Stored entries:

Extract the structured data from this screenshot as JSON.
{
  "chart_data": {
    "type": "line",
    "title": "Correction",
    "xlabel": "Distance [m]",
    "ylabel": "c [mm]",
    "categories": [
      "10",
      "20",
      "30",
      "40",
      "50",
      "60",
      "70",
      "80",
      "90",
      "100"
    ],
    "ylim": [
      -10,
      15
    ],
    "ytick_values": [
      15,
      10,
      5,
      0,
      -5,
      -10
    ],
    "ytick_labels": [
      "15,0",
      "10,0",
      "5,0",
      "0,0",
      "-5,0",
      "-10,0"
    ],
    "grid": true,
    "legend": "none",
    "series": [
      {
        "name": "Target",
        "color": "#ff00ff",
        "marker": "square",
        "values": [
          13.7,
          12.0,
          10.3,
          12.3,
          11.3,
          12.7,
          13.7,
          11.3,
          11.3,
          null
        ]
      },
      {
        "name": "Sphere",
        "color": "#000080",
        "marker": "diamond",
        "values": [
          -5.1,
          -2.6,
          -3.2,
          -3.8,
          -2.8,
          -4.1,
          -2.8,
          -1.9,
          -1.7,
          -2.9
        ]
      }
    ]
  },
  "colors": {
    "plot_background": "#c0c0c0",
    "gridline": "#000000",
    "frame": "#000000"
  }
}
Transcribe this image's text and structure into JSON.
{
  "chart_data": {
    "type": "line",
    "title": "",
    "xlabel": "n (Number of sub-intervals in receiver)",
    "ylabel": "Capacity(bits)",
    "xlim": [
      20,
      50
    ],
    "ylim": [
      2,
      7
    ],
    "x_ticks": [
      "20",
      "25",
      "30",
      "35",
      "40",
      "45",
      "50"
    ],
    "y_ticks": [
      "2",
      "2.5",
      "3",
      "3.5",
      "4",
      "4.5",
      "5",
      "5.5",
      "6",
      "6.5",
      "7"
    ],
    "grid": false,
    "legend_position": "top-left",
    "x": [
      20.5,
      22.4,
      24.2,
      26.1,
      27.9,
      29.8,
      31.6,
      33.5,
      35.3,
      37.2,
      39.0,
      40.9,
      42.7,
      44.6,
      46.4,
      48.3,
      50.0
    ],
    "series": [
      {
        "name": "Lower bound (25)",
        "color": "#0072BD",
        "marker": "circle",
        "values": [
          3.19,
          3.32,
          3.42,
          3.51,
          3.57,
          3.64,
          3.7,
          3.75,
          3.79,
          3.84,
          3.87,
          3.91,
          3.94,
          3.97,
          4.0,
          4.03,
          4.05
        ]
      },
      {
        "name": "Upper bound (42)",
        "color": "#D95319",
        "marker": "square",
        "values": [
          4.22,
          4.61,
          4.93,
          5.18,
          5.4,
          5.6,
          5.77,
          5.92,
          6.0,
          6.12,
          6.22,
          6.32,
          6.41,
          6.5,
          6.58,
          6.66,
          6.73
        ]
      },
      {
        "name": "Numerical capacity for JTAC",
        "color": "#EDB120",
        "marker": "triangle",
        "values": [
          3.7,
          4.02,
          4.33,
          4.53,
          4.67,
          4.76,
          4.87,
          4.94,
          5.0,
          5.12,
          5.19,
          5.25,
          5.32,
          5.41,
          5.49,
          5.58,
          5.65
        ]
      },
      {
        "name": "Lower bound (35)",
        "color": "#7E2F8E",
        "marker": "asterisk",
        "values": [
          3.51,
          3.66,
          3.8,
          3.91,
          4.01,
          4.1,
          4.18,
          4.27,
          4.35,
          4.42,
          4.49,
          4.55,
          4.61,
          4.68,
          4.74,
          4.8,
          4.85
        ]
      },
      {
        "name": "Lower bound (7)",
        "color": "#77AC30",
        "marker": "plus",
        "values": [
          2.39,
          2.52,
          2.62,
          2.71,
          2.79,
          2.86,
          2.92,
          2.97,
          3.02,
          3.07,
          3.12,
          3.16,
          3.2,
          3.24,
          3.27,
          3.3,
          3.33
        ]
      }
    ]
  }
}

[Task details]
Going through the entries above, report how many lines include the string "name". The number alone is the answer.

[Worked solution]
7